Short task =>
Among the lines below, count those with "false". Give the total alone.

══ Data for the task

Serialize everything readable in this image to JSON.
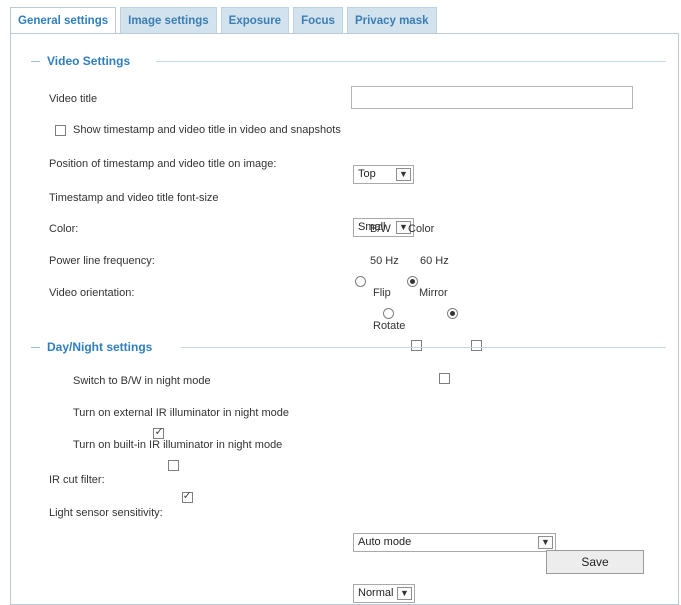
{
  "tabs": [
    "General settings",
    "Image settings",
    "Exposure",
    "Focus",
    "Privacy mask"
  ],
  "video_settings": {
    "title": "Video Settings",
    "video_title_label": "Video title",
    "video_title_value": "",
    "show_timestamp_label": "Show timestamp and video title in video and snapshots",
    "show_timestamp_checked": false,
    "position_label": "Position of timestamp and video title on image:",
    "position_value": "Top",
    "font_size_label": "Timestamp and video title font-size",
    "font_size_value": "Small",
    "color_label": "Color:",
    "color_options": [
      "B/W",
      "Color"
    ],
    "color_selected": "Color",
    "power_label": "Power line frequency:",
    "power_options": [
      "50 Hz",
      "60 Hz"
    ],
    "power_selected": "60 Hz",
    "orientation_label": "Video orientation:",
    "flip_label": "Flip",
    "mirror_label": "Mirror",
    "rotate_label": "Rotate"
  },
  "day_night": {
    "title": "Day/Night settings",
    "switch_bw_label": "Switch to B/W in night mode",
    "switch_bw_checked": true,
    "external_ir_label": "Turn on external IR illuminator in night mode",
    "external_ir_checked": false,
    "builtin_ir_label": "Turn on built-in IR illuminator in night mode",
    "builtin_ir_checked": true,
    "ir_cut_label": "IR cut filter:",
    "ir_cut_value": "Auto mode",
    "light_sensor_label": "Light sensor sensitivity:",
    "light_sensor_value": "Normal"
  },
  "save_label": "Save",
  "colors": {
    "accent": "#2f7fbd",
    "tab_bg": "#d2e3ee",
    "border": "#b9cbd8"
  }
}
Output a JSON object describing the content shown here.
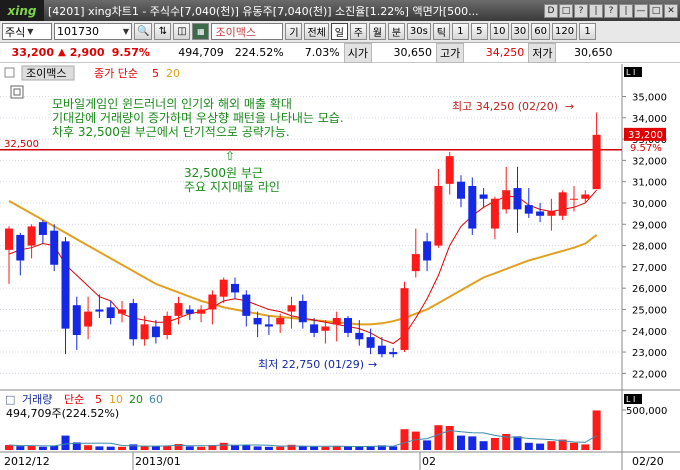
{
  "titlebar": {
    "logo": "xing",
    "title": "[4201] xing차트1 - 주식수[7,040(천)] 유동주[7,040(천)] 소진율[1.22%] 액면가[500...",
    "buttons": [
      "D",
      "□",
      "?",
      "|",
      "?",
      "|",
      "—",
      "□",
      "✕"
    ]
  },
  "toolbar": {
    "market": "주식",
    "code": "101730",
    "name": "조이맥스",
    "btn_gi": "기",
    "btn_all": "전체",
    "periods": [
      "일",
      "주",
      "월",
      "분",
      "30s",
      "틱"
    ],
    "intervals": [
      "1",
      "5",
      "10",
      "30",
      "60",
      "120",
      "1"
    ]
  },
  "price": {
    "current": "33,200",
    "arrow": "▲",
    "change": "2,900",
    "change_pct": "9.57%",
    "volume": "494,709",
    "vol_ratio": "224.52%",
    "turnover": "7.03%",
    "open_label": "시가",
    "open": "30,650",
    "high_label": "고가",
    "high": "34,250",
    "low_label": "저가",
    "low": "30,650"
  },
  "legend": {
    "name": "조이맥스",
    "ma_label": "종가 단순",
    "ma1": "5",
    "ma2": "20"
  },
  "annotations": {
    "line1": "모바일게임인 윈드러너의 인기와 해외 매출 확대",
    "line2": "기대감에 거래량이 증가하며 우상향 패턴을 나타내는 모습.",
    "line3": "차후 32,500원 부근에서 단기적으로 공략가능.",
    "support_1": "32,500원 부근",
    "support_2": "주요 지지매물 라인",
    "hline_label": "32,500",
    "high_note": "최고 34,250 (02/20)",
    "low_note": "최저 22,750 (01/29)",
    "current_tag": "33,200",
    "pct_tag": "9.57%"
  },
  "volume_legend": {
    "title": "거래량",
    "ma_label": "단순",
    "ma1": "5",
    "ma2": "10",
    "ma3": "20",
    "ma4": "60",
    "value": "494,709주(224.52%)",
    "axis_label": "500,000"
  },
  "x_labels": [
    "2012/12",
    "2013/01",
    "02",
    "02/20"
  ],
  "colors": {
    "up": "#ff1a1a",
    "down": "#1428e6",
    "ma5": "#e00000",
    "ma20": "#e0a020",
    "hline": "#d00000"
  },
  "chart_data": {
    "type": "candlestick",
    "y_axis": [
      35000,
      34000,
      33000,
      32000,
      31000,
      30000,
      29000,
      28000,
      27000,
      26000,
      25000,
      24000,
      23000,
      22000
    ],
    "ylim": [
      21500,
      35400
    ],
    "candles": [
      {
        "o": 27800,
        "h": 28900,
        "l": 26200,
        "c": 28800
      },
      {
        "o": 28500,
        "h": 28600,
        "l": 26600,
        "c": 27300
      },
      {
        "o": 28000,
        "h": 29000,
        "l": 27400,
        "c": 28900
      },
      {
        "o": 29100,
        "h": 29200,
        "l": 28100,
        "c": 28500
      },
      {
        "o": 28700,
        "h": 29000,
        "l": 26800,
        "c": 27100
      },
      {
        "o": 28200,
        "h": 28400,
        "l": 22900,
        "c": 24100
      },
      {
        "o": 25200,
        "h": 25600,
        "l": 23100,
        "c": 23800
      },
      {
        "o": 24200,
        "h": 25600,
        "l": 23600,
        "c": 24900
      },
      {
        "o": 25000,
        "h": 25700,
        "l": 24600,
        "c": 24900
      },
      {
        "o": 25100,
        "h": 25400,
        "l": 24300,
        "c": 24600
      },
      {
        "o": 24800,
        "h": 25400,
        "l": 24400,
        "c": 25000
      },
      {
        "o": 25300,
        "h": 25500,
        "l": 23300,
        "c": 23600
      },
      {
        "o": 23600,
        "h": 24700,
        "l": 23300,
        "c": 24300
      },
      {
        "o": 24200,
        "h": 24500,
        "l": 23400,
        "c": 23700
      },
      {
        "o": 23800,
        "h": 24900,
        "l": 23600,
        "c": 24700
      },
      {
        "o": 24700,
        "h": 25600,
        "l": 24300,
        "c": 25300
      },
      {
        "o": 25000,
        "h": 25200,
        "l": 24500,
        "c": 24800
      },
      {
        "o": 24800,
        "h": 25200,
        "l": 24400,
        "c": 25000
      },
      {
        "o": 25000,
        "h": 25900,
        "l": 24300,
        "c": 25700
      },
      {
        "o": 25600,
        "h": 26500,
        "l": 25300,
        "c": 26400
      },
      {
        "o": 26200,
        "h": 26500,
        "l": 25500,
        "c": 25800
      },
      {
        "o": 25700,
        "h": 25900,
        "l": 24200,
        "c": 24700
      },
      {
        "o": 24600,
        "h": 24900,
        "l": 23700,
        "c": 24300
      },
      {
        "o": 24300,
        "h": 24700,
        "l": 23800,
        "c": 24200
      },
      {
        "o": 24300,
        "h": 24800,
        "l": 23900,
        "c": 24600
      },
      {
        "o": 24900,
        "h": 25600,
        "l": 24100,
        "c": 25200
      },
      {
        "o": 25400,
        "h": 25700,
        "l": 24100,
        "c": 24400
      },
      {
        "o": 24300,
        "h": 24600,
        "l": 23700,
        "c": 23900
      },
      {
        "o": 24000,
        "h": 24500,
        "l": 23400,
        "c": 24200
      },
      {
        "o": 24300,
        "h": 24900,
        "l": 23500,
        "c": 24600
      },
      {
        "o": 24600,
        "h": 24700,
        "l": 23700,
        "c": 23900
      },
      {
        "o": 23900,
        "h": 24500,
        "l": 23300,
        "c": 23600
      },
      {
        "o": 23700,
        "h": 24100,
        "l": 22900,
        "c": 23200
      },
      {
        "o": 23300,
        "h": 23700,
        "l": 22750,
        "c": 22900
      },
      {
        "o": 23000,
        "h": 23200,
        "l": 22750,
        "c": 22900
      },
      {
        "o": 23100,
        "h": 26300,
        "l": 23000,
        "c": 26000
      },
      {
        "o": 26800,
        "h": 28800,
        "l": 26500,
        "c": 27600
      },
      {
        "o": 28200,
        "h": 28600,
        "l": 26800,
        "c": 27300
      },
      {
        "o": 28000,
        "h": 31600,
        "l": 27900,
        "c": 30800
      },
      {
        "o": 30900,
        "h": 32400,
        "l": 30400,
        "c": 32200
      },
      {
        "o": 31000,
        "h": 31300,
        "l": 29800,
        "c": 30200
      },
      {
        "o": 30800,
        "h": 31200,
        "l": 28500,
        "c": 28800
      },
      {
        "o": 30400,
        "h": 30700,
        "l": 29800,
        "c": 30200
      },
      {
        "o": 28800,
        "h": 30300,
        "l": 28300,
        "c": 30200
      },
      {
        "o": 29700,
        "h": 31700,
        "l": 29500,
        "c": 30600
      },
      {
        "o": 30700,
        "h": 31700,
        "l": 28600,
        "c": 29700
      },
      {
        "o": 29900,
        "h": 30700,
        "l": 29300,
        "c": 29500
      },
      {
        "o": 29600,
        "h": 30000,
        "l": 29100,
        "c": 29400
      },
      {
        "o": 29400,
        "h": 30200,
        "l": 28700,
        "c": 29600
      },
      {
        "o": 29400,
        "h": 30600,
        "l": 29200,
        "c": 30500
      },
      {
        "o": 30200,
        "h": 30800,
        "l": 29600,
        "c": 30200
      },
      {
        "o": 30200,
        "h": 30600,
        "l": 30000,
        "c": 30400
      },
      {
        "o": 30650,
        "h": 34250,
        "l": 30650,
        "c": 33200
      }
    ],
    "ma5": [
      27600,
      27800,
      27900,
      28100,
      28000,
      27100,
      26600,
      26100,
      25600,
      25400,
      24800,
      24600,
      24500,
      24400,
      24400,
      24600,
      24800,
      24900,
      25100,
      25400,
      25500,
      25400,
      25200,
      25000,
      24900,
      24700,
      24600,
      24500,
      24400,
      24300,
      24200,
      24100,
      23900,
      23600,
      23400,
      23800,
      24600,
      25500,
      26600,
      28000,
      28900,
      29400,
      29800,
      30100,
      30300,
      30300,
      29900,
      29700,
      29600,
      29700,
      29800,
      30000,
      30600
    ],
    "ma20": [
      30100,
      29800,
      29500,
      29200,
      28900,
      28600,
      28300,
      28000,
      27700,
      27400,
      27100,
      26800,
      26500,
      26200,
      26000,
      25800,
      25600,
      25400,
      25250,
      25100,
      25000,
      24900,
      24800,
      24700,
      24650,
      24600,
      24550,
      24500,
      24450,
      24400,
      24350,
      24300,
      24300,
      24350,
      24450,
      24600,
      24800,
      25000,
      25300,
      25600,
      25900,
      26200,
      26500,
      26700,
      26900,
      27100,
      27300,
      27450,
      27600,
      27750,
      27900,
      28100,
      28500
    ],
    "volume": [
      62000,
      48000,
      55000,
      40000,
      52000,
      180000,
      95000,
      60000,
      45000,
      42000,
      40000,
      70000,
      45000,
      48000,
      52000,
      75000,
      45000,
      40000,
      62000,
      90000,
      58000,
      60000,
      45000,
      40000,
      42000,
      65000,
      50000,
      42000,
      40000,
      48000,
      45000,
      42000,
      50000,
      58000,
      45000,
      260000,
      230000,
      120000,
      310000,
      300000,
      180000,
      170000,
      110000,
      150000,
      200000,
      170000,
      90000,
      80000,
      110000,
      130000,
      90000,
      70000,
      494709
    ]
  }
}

════
══ Data for the task

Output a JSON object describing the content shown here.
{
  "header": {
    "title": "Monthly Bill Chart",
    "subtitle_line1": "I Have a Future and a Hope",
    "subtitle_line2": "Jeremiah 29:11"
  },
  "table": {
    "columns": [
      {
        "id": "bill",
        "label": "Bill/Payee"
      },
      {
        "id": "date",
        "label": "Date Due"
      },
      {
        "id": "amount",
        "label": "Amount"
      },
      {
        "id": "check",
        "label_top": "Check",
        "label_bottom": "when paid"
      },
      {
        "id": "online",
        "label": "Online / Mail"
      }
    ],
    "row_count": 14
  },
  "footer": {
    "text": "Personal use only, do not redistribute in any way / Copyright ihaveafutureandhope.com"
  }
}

════

Final answer =>
2